Could you give the data below again, exactly and completely?

======== PROVIDED DATA

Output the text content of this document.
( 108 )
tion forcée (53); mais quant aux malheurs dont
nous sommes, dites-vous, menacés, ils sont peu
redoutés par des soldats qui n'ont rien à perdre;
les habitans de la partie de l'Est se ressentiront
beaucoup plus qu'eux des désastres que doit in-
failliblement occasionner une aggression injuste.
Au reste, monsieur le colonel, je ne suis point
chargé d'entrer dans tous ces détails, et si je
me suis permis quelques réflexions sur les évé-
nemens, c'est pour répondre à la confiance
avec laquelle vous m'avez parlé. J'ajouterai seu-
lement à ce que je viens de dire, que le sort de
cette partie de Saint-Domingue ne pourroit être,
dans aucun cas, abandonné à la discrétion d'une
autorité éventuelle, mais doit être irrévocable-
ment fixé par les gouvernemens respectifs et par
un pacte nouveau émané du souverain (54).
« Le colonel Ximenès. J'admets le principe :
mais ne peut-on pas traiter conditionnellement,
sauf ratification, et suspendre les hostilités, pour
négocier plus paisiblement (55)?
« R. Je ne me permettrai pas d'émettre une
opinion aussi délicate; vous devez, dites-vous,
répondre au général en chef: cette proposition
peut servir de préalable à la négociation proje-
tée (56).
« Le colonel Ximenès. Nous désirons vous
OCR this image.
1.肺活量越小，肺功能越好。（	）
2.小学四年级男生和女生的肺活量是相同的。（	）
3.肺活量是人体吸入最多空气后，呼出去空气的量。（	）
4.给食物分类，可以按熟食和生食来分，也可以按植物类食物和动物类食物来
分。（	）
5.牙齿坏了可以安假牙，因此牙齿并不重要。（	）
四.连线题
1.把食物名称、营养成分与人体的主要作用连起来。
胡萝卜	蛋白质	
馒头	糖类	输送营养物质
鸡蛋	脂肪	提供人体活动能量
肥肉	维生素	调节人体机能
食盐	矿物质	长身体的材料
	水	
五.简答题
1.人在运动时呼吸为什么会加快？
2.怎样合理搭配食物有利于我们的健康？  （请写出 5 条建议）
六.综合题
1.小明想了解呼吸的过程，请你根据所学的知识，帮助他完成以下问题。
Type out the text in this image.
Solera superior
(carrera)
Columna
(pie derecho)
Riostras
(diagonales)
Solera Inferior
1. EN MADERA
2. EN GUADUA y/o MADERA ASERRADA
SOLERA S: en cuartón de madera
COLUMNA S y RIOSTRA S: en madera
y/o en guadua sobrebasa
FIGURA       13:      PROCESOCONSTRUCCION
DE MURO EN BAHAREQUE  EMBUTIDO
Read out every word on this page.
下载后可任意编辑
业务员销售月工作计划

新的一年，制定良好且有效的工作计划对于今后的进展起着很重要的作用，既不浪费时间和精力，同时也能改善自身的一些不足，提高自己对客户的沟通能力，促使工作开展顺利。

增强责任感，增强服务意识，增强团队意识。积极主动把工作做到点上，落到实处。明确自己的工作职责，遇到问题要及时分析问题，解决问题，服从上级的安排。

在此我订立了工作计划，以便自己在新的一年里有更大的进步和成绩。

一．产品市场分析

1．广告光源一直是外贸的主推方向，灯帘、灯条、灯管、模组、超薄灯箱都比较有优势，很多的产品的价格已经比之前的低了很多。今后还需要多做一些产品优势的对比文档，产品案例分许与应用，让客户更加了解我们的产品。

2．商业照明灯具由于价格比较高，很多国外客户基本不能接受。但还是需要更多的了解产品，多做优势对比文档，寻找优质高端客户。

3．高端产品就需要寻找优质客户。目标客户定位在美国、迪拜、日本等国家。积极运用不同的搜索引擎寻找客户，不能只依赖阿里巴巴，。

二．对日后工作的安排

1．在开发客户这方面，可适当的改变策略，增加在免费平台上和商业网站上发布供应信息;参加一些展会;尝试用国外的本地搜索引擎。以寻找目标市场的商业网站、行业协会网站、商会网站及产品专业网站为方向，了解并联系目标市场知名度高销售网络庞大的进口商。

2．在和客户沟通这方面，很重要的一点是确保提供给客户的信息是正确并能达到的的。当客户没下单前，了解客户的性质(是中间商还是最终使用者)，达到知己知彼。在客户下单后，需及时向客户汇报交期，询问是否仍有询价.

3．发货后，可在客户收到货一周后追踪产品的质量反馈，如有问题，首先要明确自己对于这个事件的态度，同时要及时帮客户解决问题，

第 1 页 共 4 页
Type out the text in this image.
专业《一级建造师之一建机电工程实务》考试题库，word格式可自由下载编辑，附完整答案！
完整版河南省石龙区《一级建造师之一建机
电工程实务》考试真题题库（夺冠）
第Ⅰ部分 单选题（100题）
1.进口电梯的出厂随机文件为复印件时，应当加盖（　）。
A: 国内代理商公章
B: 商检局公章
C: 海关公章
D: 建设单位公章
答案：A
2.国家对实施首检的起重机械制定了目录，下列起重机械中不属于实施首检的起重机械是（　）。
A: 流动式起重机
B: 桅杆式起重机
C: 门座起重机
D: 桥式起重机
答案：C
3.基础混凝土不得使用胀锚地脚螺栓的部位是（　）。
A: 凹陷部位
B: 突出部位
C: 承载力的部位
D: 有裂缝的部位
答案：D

================

» **ANSWER FOR THE TASK**:
Output the text content of this document.
( 108 )
tion forcée (53); mais quant aux malheurs dont
nous sommes, dites-vous, menacés, ils sont peu
redoutés par des soldats qui n'ont rien à perdre;
les habitans de la partie de l'Est se ressentiront
beaucoup plus qu'eux des désastres que doit in-
failliblement occasionner une aggression injuste.
Au reste, monsieur le colonel, je ne suis point
chargé d'entrer dans tous ces détails, et si je
me suis permis quelques réflexions sur les évé-
nemens, c'est pour répondre à la confiance
avec laquelle vous m'avez parlé. J'ajouterai seu-
lement à ce que je viens de dire, que le sort de
cette partie de Saint-Domingue ne pourroit être,
dans aucun cas, abandonné à la discrétion d'une
autorité éventuelle, mais doit être irrévocable-
ment fixé par les gouvernemens respectifs et par
un pacte nouveau émané du souverain (54).
« Le colonel Ximenès. J'admets le principe :
mais ne peut-on pas traiter conditionnellement,
sauf ratification, et suspendre les hostilités, pour
négocier plus paisiblement (55)?
« R. Je ne me permettrai pas d'émettre une
opinion aussi délicate; vous devez, dites-vous,
répondre au général en chef: cette proposition
peut servir de préalable à la négociation proje-
tée (56).
« Le colonel Ximenès. Nous désirons vous
OCR this image.
1.肺活量越小，肺功能越好。（	）
2.小学四年级男生和女生的肺活量是相同的。（	）
3.肺活量是人体吸入最多空气后，呼出去空气的量。（	）
4.给食物分类，可以按熟食和生食来分，也可以按植物类食物和动物类食物来
分。（	）
5.牙齿坏了可以安假牙，因此牙齿并不重要。（	）
四.连线题
1.把食物名称、营养成分与人体的主要作用连起来。
胡萝卜	蛋白质	
馒头	糖类	输送营养物质
鸡蛋	脂肪	提供人体活动能量
肥肉	维生素	调节人体机能
食盐	矿物质	长身体的材料
	水	
五.简答题
1.人在运动时呼吸为什么会加快？
2.怎样合理搭配食物有利于我们的健康？  （请写出 5 条建议）
六.综合题
1.小明想了解呼吸的过程，请你根据所学的知识，帮助他完成以下问题。
Type out the text in this image.
Solera superior
(carrera)
Columna
(pie derecho)
Riostras
(diagonales)
Solera Inferior
1. EN MADERA
2. EN GUADUA y/o MADERA ASERRADA
SOLERA S: en cuartón de madera
COLUMNA S y RIOSTRA S: en madera
y/o en guadua sobrebasa
FIGURA       13:      PROCESOCONSTRUCCION
DE MURO EN BAHAREQUE  EMBUTIDO
Read out every word on this page.
下载后可任意编辑
业务员销售月工作计划

新的一年，制定良好且有效的工作计划对于今后的进展起着很重要的作用，既不浪费时间和精力，同时也能改善自身的一些不足，提高自己对客户的沟通能力，促使工作开展顺利。

增强责任感，增强服务意识，增强团队意识。积极主动把工作做到点上，落到实处。明确自己的工作职责，遇到问题要及时分析问题，解决问题，服从上级的安排。

在此我订立了工作计划，以便自己在新的一年里有更大的进步和成绩。

一．产品市场分析

1．广告光源一直是外贸的主推方向，灯帘、灯条、灯管、模组、超薄灯箱都比较有优势，很多的产品的价格已经比之前的低了很多。今后还需要多做一些产品优势的对比文档，产品案例分许与应用，让客户更加了解我们的产品。

2．商业照明灯具由于价格比较高，很多国外客户基本不能接受。但还是需要更多的了解产品，多做优势对比文档，寻找优质高端客户。

3．高端产品就需要寻找优质客户。目标客户定位在美国、迪拜、日本等国家。积极运用不同的搜索引擎寻找客户，不能只依赖阿里巴巴，。

二．对日后工作的安排

1．在开发客户这方面，可适当的改变策略，增加在免费平台上和商业网站上发布供应信息;参加一些展会;尝试用国外的本地搜索引擎。以寻找目标市场的商业网站、行业协会网站、商会网站及产品专业网站为方向，了解并联系目标市场知名度高销售网络庞大的进口商。

2．在和客户沟通这方面，很重要的一点是确保提供给客户的信息是正确并能达到的的。当客户没下单前，了解客户的性质(是中间商还是最终使用者)，达到知己知彼。在客户下单后，需及时向客户汇报交期，询问是否仍有询价.

3．发货后，可在客户收到货一周后追踪产品的质量反馈，如有问题，首先要明确自己对于这个事件的态度，同时要及时帮客户解决问题，

第 1 页 共 4 页
Type out the text in this image.
专业《一级建造师之一建机电工程实务》考试题库，word格式可自由下载编辑，附完整答案！
完整版河南省石龙区《一级建造师之一建机
电工程实务》考试真题题库（夺冠）
第Ⅰ部分 单选题（100题）
1.进口电梯的出厂随机文件为复印件时，应当加盖（　）。
A: 国内代理商公章
B: 商检局公章
C: 海关公章
D: 建设单位公章
答案：A
2.国家对实施首检的起重机械制定了目录，下列起重机械中不属于实施首检的起重机械是（　）。
A: 流动式起重机
B: 桅杆式起重机
C: 门座起重机
D: 桥式起重机
答案：C
3.基础混凝土不得使用胀锚地脚螺栓的部位是（　）。
A: 凹陷部位
B: 突出部位
C: 承载力的部位
D: 有裂缝的部位
答案：D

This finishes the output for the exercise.